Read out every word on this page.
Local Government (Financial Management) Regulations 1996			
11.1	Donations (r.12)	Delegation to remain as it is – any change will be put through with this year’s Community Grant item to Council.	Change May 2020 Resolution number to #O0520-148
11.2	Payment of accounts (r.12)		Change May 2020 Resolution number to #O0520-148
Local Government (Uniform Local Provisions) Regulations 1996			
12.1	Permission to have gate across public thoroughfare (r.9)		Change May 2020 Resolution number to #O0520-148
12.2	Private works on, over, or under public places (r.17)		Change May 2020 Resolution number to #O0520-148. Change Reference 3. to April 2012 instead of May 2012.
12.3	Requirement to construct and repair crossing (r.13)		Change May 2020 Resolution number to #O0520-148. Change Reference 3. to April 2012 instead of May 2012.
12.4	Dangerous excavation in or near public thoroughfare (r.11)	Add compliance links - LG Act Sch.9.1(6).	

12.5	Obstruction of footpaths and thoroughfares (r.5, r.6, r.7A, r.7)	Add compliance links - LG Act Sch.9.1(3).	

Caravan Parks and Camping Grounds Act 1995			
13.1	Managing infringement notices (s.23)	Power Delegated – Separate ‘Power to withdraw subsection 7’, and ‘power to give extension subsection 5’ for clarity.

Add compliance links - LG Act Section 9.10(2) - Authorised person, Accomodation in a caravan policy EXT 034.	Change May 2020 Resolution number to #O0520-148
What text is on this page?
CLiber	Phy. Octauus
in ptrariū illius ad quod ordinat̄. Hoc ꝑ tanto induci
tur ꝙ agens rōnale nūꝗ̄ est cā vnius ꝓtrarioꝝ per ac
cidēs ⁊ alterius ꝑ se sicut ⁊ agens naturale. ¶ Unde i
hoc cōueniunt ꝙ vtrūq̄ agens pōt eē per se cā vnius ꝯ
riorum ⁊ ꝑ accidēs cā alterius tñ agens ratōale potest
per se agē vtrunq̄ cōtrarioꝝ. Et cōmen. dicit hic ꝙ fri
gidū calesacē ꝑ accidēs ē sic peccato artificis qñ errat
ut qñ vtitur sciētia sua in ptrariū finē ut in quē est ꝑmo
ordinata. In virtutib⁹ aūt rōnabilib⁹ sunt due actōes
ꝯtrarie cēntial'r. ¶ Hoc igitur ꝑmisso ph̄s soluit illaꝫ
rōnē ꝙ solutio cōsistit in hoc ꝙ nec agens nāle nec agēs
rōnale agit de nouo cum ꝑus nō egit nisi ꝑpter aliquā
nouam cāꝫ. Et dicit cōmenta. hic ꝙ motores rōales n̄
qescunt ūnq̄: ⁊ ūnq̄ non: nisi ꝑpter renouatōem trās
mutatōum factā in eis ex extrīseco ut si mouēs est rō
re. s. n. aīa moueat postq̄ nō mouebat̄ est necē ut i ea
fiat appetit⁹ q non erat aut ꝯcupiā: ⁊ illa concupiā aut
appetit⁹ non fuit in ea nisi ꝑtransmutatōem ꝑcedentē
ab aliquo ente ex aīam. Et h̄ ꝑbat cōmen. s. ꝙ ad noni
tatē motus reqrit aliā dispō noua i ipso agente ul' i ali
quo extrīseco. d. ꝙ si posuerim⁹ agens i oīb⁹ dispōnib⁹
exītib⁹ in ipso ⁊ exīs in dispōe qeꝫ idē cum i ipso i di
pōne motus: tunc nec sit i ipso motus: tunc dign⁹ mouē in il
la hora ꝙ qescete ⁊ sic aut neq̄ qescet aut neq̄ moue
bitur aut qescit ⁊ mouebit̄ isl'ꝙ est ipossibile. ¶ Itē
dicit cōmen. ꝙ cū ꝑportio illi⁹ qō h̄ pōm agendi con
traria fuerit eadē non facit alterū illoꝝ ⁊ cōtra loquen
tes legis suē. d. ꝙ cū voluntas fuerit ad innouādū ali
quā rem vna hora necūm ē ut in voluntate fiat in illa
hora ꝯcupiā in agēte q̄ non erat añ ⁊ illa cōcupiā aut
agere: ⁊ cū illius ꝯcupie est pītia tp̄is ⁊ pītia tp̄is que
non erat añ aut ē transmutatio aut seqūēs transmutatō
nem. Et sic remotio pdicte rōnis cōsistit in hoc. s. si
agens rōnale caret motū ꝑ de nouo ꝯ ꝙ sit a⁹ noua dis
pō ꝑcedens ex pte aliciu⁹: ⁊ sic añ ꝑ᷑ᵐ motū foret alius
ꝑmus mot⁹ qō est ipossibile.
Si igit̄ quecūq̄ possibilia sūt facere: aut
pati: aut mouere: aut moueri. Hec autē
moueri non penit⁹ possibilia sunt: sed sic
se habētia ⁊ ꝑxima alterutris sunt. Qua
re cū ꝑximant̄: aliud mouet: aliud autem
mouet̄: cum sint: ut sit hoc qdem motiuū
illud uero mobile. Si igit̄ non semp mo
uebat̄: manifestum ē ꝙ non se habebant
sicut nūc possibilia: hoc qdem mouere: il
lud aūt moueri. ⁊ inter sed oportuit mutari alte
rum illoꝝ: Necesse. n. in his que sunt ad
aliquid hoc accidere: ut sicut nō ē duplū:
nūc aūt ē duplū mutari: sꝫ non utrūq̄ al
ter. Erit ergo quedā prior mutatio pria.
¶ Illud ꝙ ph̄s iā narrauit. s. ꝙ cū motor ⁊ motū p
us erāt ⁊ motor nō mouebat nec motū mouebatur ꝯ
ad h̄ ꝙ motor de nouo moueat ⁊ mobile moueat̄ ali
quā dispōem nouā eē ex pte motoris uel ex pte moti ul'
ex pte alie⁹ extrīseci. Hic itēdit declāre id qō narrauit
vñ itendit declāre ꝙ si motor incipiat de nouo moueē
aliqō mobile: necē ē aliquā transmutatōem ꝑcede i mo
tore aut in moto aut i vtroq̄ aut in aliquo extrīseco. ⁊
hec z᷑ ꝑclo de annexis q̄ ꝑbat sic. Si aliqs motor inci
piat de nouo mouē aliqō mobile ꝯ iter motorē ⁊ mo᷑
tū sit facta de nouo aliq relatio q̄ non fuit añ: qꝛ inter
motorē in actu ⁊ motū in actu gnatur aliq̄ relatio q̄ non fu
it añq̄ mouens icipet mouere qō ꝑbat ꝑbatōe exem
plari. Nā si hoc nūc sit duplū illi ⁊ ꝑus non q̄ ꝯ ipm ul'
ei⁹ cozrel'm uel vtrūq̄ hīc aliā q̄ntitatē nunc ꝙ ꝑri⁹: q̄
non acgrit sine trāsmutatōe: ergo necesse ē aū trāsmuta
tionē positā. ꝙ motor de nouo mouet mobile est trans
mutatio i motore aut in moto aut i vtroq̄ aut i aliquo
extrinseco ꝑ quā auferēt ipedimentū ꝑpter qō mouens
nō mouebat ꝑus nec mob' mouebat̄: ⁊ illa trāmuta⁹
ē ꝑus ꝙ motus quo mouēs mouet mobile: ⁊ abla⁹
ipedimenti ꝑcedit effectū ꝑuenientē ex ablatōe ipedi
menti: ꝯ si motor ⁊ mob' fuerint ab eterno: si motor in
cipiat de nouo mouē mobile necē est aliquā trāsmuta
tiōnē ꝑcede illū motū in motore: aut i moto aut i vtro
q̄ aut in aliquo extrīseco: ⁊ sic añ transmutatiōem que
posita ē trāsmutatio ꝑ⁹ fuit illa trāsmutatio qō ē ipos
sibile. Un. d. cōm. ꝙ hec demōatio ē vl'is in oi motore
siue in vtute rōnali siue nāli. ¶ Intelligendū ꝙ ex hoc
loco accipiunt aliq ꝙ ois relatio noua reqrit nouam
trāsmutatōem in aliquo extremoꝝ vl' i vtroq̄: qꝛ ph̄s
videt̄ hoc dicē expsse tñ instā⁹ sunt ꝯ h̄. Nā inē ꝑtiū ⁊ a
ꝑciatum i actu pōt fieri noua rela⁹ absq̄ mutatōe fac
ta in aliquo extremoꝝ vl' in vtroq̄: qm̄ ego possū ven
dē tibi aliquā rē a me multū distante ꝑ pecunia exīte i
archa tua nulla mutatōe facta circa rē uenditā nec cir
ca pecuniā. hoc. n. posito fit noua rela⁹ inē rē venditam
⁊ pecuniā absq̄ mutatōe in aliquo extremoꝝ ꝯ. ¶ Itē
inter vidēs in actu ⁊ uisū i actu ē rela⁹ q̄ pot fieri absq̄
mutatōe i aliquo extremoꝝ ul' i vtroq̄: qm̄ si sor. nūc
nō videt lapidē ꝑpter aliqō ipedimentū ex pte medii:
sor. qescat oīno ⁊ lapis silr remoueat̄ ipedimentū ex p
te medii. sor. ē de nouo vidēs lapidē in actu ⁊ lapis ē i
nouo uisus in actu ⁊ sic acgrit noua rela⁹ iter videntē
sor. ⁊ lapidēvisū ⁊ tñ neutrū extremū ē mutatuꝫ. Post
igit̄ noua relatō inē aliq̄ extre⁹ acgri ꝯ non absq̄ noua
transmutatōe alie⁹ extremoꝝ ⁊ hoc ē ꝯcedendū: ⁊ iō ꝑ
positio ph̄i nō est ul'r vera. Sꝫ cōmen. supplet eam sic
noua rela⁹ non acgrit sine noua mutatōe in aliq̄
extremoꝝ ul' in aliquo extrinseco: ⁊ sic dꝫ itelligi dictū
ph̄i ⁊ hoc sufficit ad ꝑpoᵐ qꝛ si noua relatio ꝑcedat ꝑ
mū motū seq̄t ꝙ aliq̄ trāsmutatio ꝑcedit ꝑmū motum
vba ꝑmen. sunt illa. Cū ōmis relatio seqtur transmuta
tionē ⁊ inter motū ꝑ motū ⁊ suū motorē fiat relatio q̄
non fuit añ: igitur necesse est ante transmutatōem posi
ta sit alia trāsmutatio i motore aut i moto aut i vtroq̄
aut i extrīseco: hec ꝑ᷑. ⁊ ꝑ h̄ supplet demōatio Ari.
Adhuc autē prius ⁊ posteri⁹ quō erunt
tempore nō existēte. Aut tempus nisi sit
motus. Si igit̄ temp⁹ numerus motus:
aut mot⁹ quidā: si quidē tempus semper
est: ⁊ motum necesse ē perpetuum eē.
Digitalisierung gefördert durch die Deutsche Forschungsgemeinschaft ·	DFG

WHAT THE EXERCISE ASKS: Copy each line in the data that holds the word "alterius".

OUTPUT:
cidēs ⁊ alterius ꝑ se sicut ⁊ agens naturale. ¶ Unde i
riorum ⁊ ꝑ accidēs cā alterius tñ agens ratōale potest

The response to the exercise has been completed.